**Entries supplied:**
━━━━━━━━

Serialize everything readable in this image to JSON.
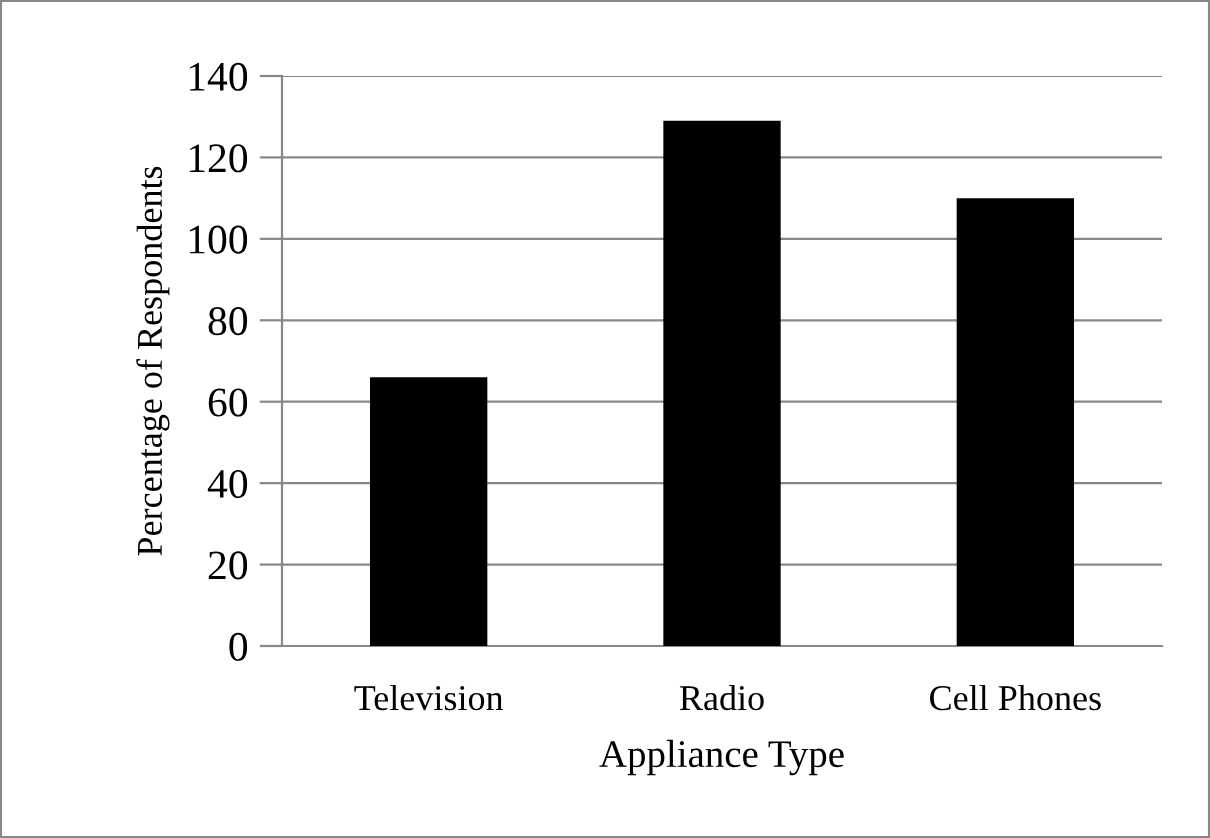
{
  "chart_data": {
    "type": "bar",
    "xlabel": "Appliance Type",
    "ylabel": "Percentage of Respondents",
    "categories": [
      "Television",
      "Radio",
      "Cell Phones"
    ],
    "values": [
      66,
      129,
      110
    ],
    "color": "#000000",
    "ylim": [
      0,
      140
    ],
    "yticks": [
      0,
      20,
      40,
      60,
      80,
      100,
      120,
      140
    ],
    "grid": "y",
    "legend": false
  }
}
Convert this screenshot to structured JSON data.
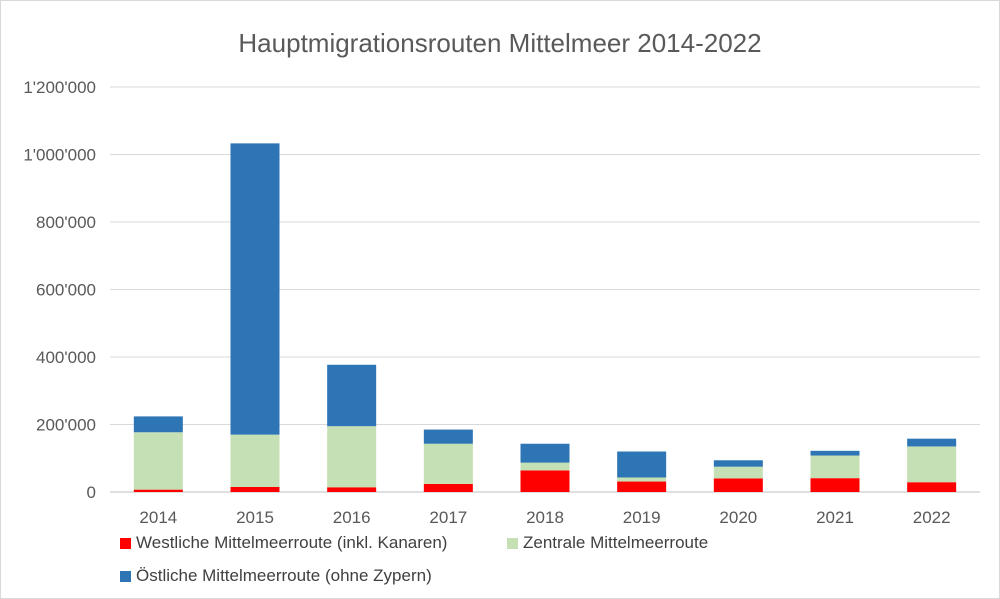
{
  "chart_data": {
    "type": "bar",
    "stacked": true,
    "title": "Hauptmigrationsrouten Mittelmeer 2014-2022",
    "categories": [
      "2014",
      "2015",
      "2016",
      "2017",
      "2018",
      "2019",
      "2020",
      "2021",
      "2022"
    ],
    "series": [
      {
        "name": "Westliche Mittelmeerroute (inkl. Kanaren)",
        "color": "#ff0000",
        "values": [
          7000,
          15000,
          14000,
          24000,
          64000,
          31000,
          40000,
          41000,
          29000
        ]
      },
      {
        "name": "Zentrale Mittelmeerroute",
        "color": "#c5e0b4",
        "values": [
          170000,
          155000,
          181000,
          119000,
          23000,
          12000,
          35000,
          67000,
          106000
        ]
      },
      {
        "name": "Östliche Mittelmeerroute (ohne Zypern)",
        "color": "#2e75b6",
        "values": [
          47000,
          863000,
          182000,
          42000,
          56000,
          77000,
          19000,
          14000,
          23000
        ]
      }
    ],
    "ylim": [
      0,
      1200000
    ],
    "yticks": [
      "0",
      "200'000",
      "400'000",
      "600'000",
      "800'000",
      "1'000'000",
      "1'200'000"
    ],
    "grid": true,
    "legend_position": "bottom"
  }
}
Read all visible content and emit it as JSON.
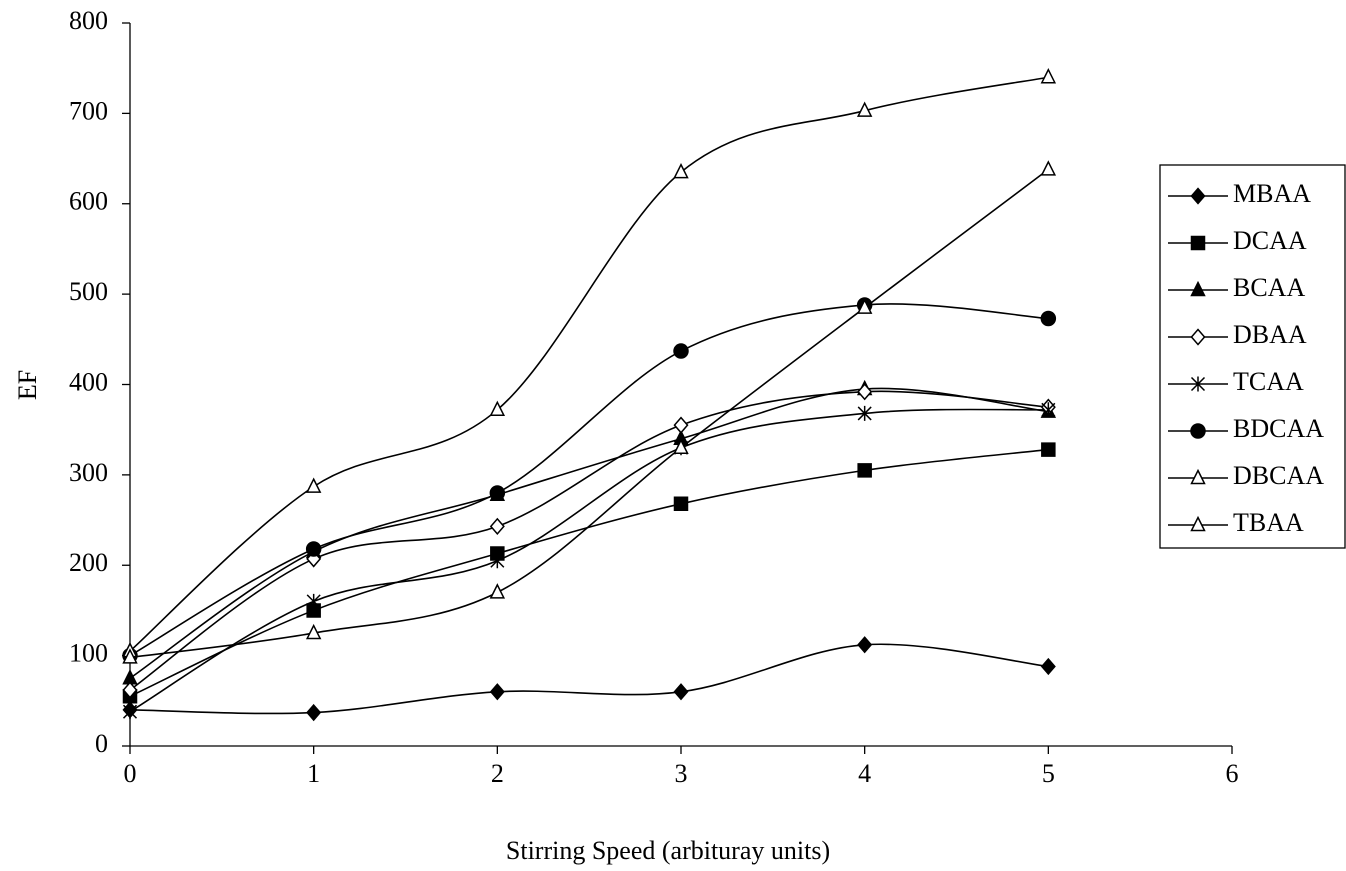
{
  "chart_data": {
    "type": "line",
    "x_label": "Stirring Speed (arbituray units)",
    "y_label": "EF",
    "x": [
      0,
      1,
      2,
      3,
      4,
      5
    ],
    "xlim": [
      0,
      6
    ],
    "xticks": [
      0,
      1,
      2,
      3,
      4,
      5,
      6
    ],
    "ylim": [
      0,
      800
    ],
    "yticks": [
      0,
      100,
      200,
      300,
      400,
      500,
      600,
      700,
      800
    ],
    "grid": false,
    "smooth": true,
    "legend": "right",
    "series": [
      {
        "name": "MBAA",
        "color": "#000000",
        "marker": "diamond",
        "filled": true,
        "values": [
          40,
          37,
          60,
          60,
          112,
          88
        ]
      },
      {
        "name": "DCAA",
        "color": "#000000",
        "marker": "square",
        "filled": true,
        "values": [
          55,
          150,
          213,
          268,
          305,
          328
        ]
      },
      {
        "name": "BCAA",
        "color": "#000000",
        "marker": "triangle",
        "filled": true,
        "values": [
          75,
          215,
          278,
          340,
          395,
          370
        ]
      },
      {
        "name": "DBAA",
        "color": "#000000",
        "marker": "diamond",
        "filled": false,
        "values": [
          62,
          207,
          243,
          355,
          392,
          375
        ]
      },
      {
        "name": "TCAA",
        "color": "#000000",
        "marker": "star",
        "filled": false,
        "values": [
          38,
          160,
          205,
          330,
          368,
          372
        ]
      },
      {
        "name": "BDCAA",
        "color": "#000000",
        "marker": "circle",
        "filled": true,
        "values": [
          100,
          218,
          280,
          437,
          488,
          473
        ]
      },
      {
        "name": "DBCAA",
        "color": "#000000",
        "marker": "triangle",
        "filled": false,
        "values": [
          105,
          287,
          372,
          635,
          703,
          740
        ]
      },
      {
        "name": "TBAA",
        "color": "#000000",
        "marker": "triangle",
        "filled": false,
        "values": [
          98,
          125,
          170,
          330,
          485,
          638
        ]
      }
    ]
  }
}
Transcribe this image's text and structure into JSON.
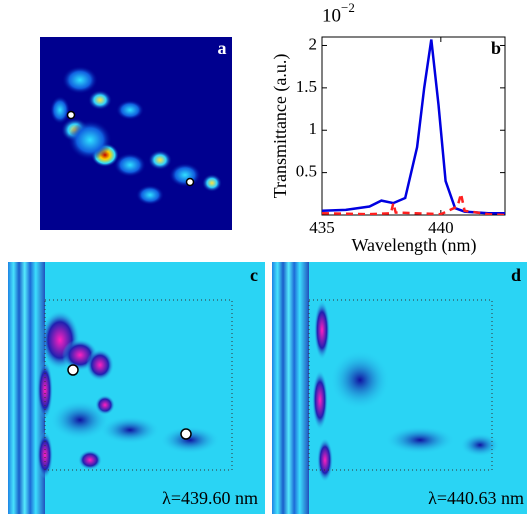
{
  "panel_labels": [
    "a",
    "b",
    "c",
    "d"
  ],
  "captions": {
    "c": "λ=439.60 nm",
    "d": "λ=440.63 nm"
  },
  "chart_data": {
    "type": "line",
    "ylabel": "Transmittance (a.u.)",
    "xlabel": "Wavelength (nm)",
    "multiplier": {
      "base": "10",
      "exponent": "−2"
    },
    "xlim": [
      435,
      442.7
    ],
    "xticks": [
      435,
      440
    ],
    "ylim": [
      0,
      2.1
    ],
    "yticks": [
      0.5,
      1,
      1.5,
      2
    ],
    "series": [
      {
        "color": "#0000e0",
        "dashed": false,
        "x": [
          435,
          436,
          437,
          437.5,
          438,
          438.5,
          439,
          439.3,
          439.6,
          439.9,
          440.2,
          440.6,
          441,
          442,
          442.7
        ],
        "values": [
          0.05,
          0.06,
          0.1,
          0.17,
          0.14,
          0.2,
          0.8,
          1.5,
          2.07,
          1.3,
          0.4,
          0.08,
          0.04,
          0.02,
          0.02
        ]
      },
      {
        "color": "#ff2020",
        "dashed": true,
        "x": [
          435,
          437,
          437.9,
          438,
          438.1,
          440,
          440.7,
          440.85,
          441,
          442,
          442.7
        ],
        "values": [
          0.02,
          0.01,
          0.02,
          0.14,
          0.03,
          0.01,
          0.1,
          0.25,
          0.05,
          0.01,
          0
        ]
      }
    ]
  }
}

━━━━━━━━

**Exercise objective:** Leave out the pictures and reproduce the rest of the listing exactly.

**Task result:**
Serialize everything readable in this image to JSON.
{
  "chart_data": {
    "type": "bar",
    "xlabel": "Appliance Type",
    "ylabel": "Percentage of Respondents",
    "categories": [
      "Television",
      "Radio",
      "Cell Phones"
    ],
    "values": [
      66,
      129,
      110
    ],
    "color": "#000000",
    "ylim": [
      0,
      140
    ],
    "yticks": [
      0,
      20,
      40,
      60,
      80,
      100,
      120,
      140
    ],
    "grid": "y",
    "legend": false
  }
}
Convert this screenshot to structured JSON data.
{
  "chart_data": {
    "type": "bar",
    "stacked": true,
    "title": "Hauptmigrationsrouten Mittelmeer 2014-2022",
    "categories": [
      "2014",
      "2015",
      "2016",
      "2017",
      "2018",
      "2019",
      "2020",
      "2021",
      "2022"
    ],
    "series": [
      {
        "name": "Westliche Mittelmeerroute (inkl. Kanaren)",
        "color": "#ff0000",
        "values": [
          7000,
          15000,
          14000,
          24000,
          64000,
          31000,
          40000,
          41000,
          29000
        ]
      },
      {
        "name": "Zentrale Mittelmeerroute",
        "color": "#c5e0b4",
        "values": [
          170000,
          155000,
          181000,
          119000,
          23000,
          12000,
          35000,
          67000,
          106000
        ]
      },
      {
        "name": "Östliche Mittelmeerroute (ohne Zypern)",
        "color": "#2e75b6",
        "values": [
          47000,
          863000,
          182000,
          42000,
          56000,
          77000,
          19000,
          14000,
          23000
        ]
      }
    ],
    "ylim": [
      0,
      1200000
    ],
    "yticks": [
      "0",
      "200'000",
      "400'000",
      "600'000",
      "800'000",
      "1'000'000",
      "1'200'000"
    ],
    "grid": true,
    "legend_position": "bottom"
  }
}
Read all visible content and emit it as JSON.
{
  "chart_data": {
    "type": "line",
    "x_label": "Stirring Speed (arbituray units)",
    "y_label": "EF",
    "x": [
      0,
      1,
      2,
      3,
      4,
      5
    ],
    "xlim": [
      0,
      6
    ],
    "xticks": [
      0,
      1,
      2,
      3,
      4,
      5,
      6
    ],
    "ylim": [
      0,
      800
    ],
    "yticks": [
      0,
      100,
      200,
      300,
      400,
      500,
      600,
      700,
      800
    ],
    "grid": false,
    "smooth": true,
    "legend": "right",
    "series": [
      {
        "name": "MBAA",
        "color": "#000000",
        "marker": "diamond",
        "filled": true,
        "values": [
          40,
          37,
          60,
          60,
          112,
          88
        ]
      },
      {
        "name": "DCAA",
        "color": "#000000",
        "marker": "square",
        "filled": true,
        "values": [
          55,
          150,
          213,
          268,
          305,
          328
        ]
      },
      {
        "name": "BCAA",
        "color": "#000000",
        "marker": "triangle",
        "filled": true,
        "values": [
          75,
          215,
          278,
          340,
          395,
          370
        ]
      },
      {
        "name": "DBAA",
        "color": "#000000",
        "marker": "diamond",
        "filled": false,
        "values": [
          62,
          207,
          243,
          355,
          392,
          375
        ]
      },
      {
        "name": "TCAA",
        "color": "#000000",
        "marker": "star",
        "filled": false,
        "values": [
          38,
          160,
          205,
          330,
          368,
          372
        ]
      },
      {
        "name": "BDCAA",
        "color": "#000000",
        "marker": "circle",
        "filled": true,
        "values": [
          100,
          218,
          280,
          437,
          488,
          473
        ]
      },
      {
        "name": "DBCAA",
        "color": "#000000",
        "marker": "triangle",
        "filled": false,
        "values": [
          105,
          287,
          372,
          635,
          703,
          740
        ]
      },
      {
        "name": "TBAA",
        "color": "#000000",
        "marker": "triangle",
        "filled": false,
        "values": [
          98,
          125,
          170,
          330,
          485,
          638
        ]
      }
    ]
  }
}
Transcribe this image's text and structure into JSON.
{
  "panel_labels": [
    "a",
    "b",
    "c",
    "d"
  ],
  "captions": {
    "c": "λ=439.60 nm",
    "d": "λ=440.63 nm"
  },
  "chart_data": {
    "type": "line",
    "ylabel": "Transmittance (a.u.)",
    "xlabel": "Wavelength (nm)",
    "multiplier": {
      "base": "10",
      "exponent": "−2"
    },
    "xlim": [
      435,
      442.7
    ],
    "xticks": [
      435,
      440
    ],
    "ylim": [
      0,
      2.1
    ],
    "yticks": [
      0.5,
      1,
      1.5,
      2
    ],
    "series": [
      {
        "color": "#0000e0",
        "dashed": false,
        "x": [
          435,
          436,
          437,
          437.5,
          438,
          438.5,
          439,
          439.3,
          439.6,
          439.9,
          440.2,
          440.6,
          441,
          442,
          442.7
        ],
        "values": [
          0.05,
          0.06,
          0.1,
          0.17,
          0.14,
          0.2,
          0.8,
          1.5,
          2.07,
          1.3,
          0.4,
          0.08,
          0.04,
          0.02,
          0.02
        ]
      },
      {
        "color": "#ff2020",
        "dashed": true,
        "x": [
          435,
          437,
          437.9,
          438,
          438.1,
          440,
          440.7,
          440.85,
          441,
          442,
          442.7
        ],
        "values": [
          0.02,
          0.01,
          0.02,
          0.14,
          0.03,
          0.01,
          0.1,
          0.25,
          0.05,
          0.01,
          0
        ]
      }
    ]
  }
}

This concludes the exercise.